→ **REQUEST**:
Would you pull out every line of the material that contains the string "Never"?

Dataset items
━━━━━━━━

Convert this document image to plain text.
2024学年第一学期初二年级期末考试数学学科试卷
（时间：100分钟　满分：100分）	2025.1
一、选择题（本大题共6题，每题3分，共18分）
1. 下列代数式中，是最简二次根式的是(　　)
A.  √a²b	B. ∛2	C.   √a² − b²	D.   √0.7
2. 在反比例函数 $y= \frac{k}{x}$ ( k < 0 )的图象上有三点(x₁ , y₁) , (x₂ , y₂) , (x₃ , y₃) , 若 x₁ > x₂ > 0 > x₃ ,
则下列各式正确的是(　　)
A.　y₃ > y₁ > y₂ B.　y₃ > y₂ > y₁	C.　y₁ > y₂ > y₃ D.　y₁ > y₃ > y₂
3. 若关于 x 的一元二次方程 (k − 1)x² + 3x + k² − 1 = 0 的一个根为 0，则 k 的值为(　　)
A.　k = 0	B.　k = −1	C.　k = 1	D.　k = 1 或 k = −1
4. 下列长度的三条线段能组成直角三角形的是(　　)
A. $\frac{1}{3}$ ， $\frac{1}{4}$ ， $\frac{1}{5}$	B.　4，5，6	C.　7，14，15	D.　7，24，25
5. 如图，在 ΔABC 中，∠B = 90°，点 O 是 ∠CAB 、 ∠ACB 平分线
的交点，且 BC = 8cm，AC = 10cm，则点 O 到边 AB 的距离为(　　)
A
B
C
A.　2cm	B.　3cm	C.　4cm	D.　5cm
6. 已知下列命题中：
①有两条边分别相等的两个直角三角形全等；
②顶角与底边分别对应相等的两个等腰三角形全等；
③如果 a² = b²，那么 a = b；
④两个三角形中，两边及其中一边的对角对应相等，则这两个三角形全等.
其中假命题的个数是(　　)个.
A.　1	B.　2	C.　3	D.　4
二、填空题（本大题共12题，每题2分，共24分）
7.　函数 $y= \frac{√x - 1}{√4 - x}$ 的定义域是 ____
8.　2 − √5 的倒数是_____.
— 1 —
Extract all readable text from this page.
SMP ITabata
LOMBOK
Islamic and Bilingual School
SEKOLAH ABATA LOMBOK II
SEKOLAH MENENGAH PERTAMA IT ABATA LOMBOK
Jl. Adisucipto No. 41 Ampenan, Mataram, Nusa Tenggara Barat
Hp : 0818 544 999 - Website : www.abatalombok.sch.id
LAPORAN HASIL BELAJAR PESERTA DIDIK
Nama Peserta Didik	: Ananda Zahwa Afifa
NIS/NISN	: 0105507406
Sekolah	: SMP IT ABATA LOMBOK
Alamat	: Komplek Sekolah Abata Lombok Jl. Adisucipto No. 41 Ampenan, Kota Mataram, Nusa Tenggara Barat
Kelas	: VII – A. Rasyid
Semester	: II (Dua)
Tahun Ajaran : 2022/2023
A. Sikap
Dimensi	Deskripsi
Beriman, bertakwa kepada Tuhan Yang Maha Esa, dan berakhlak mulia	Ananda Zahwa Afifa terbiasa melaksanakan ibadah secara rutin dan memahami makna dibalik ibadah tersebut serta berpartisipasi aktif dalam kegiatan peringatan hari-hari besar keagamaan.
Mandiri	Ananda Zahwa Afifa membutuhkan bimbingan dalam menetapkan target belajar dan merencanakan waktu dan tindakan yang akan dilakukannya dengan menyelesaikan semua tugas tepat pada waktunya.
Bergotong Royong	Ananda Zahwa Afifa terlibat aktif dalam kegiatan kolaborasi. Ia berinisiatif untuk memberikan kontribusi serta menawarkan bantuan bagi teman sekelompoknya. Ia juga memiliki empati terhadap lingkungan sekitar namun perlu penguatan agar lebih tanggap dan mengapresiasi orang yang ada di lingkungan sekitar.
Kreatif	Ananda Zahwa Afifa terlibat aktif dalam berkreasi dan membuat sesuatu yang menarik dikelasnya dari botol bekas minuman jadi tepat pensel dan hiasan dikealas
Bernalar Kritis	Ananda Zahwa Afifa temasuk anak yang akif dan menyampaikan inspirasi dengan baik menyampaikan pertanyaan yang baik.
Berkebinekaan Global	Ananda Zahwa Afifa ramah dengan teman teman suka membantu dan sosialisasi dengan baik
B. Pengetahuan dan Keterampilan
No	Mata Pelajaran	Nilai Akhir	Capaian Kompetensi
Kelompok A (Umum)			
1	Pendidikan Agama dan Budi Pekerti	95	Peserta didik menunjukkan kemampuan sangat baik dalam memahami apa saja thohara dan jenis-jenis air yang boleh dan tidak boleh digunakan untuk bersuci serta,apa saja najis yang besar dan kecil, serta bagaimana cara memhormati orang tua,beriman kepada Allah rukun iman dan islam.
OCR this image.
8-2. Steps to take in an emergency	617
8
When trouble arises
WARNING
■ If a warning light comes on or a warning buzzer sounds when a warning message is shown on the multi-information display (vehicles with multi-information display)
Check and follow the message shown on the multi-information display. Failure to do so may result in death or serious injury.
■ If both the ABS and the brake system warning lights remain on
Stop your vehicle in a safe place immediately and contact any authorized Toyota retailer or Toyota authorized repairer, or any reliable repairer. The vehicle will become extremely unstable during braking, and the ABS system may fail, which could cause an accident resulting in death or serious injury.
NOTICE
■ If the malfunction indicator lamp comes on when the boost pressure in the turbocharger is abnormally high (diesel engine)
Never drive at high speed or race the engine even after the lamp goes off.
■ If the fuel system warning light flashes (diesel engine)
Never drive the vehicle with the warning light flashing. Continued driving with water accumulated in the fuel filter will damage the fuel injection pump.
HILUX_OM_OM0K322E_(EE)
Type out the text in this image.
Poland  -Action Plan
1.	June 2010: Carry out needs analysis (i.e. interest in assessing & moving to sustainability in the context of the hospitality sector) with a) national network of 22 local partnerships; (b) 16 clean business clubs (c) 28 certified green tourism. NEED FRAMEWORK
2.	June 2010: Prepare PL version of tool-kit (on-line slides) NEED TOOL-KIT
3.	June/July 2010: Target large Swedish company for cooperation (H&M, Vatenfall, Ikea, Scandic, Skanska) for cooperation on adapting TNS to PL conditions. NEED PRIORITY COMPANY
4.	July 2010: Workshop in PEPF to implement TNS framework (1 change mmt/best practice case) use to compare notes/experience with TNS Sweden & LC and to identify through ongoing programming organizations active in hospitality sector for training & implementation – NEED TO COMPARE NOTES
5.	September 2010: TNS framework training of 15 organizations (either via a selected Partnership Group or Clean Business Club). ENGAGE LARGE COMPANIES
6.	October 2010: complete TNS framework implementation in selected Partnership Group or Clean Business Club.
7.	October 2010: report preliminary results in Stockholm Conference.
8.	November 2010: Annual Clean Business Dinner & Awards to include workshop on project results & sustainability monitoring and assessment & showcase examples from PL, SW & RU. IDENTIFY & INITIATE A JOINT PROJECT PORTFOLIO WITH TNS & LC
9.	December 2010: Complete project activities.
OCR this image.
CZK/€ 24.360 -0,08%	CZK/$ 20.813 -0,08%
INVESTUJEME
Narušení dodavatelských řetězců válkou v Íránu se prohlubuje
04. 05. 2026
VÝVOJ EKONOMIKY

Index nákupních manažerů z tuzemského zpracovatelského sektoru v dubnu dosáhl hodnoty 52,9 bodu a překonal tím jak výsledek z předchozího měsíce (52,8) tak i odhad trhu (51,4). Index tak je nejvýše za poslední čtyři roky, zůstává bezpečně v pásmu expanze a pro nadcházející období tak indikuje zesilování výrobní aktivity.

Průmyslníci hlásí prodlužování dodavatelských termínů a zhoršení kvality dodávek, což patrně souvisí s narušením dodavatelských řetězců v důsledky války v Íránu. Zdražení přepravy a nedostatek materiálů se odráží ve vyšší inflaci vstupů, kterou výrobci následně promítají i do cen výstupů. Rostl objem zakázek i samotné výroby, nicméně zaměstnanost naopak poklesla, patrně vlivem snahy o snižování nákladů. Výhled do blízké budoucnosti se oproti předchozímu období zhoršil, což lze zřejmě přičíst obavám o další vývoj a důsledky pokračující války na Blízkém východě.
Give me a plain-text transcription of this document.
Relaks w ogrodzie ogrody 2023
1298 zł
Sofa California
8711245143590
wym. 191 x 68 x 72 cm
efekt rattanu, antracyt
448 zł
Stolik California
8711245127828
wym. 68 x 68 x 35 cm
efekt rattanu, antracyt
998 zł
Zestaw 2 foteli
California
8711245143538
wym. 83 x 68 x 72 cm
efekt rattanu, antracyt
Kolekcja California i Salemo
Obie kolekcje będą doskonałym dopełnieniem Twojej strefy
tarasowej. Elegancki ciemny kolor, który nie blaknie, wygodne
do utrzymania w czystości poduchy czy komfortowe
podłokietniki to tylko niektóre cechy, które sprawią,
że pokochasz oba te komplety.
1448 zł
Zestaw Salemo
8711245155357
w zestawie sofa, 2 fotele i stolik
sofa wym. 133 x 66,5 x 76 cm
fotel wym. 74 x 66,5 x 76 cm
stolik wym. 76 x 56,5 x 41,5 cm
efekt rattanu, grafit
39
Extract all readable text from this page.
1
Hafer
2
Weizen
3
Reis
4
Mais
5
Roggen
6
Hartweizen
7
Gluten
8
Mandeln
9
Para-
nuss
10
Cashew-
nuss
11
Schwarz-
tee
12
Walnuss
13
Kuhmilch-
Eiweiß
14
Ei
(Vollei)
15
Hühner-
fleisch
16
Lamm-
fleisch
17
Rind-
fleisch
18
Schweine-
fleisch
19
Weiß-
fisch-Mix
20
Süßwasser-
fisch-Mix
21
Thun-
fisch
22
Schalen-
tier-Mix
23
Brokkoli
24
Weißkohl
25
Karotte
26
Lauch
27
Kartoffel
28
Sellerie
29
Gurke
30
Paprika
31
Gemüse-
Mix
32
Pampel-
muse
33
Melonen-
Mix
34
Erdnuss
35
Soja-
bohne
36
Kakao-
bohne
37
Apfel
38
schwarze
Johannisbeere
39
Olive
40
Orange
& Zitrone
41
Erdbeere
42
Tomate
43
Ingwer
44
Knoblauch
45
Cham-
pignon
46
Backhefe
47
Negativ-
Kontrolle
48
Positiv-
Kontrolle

━━━━━━━━

→ **OUTPUT**:
Never drive at high speed or race the engine even after the lamp goes off.
Never drive the vehicle with the warning light flashing. Continued driving with water accumulated in the fuel filter will damage the fuel injection pump.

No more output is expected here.